### [DATA RECORDS]
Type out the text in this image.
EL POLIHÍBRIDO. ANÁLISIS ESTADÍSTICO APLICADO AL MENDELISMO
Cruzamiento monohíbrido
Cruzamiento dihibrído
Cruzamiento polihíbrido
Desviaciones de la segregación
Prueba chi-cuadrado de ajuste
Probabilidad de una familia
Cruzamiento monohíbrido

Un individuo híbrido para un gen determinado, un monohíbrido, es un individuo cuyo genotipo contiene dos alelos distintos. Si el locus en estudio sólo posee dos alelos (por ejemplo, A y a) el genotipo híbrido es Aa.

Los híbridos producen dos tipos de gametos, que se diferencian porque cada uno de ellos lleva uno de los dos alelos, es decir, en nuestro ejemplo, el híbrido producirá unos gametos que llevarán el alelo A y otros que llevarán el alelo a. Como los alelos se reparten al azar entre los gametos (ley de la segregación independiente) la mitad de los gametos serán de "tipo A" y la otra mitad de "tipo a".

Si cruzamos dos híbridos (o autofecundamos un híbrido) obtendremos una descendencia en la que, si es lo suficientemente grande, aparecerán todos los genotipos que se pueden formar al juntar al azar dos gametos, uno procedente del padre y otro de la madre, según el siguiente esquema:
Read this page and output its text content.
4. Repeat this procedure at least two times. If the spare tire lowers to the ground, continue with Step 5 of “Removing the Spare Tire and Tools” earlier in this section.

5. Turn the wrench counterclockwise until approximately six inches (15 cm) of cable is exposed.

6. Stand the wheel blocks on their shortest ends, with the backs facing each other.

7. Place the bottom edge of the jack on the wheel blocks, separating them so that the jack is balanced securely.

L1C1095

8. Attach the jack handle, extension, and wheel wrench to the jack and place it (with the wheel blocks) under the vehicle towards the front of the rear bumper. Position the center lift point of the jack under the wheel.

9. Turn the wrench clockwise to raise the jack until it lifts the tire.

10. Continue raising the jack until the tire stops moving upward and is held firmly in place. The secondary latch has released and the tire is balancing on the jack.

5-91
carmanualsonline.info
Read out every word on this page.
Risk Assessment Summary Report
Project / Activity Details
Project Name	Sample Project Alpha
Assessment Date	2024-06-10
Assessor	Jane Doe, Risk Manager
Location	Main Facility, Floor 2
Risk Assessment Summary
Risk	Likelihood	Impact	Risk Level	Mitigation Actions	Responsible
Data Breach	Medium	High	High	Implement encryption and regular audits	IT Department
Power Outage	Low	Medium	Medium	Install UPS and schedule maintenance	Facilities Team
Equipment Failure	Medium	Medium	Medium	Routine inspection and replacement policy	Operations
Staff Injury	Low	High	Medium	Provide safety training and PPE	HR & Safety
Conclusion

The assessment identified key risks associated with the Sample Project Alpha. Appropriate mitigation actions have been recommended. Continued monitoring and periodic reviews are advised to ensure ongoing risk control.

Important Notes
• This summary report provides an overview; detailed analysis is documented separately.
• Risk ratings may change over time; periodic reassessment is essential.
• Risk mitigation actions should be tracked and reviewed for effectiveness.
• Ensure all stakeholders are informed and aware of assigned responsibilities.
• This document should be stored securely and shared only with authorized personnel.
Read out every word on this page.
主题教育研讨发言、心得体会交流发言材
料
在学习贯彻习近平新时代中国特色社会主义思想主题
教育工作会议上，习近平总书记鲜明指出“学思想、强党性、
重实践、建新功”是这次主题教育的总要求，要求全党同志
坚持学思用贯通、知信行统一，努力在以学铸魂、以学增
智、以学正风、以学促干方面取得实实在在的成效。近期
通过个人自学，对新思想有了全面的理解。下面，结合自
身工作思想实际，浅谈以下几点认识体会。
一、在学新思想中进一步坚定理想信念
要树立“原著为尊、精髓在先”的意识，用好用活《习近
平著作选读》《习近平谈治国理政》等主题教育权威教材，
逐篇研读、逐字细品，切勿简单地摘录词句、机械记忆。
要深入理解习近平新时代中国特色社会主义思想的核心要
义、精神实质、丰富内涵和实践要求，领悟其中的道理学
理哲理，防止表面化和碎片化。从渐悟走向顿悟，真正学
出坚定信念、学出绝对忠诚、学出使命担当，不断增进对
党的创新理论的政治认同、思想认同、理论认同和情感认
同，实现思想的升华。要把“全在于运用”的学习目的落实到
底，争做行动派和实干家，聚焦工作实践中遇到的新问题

### [PROBLEM TO SOLVE]
How many of the lines above include the string "Cruzamiento"? Answer with the number only.

### [WRITTEN REPLY]
4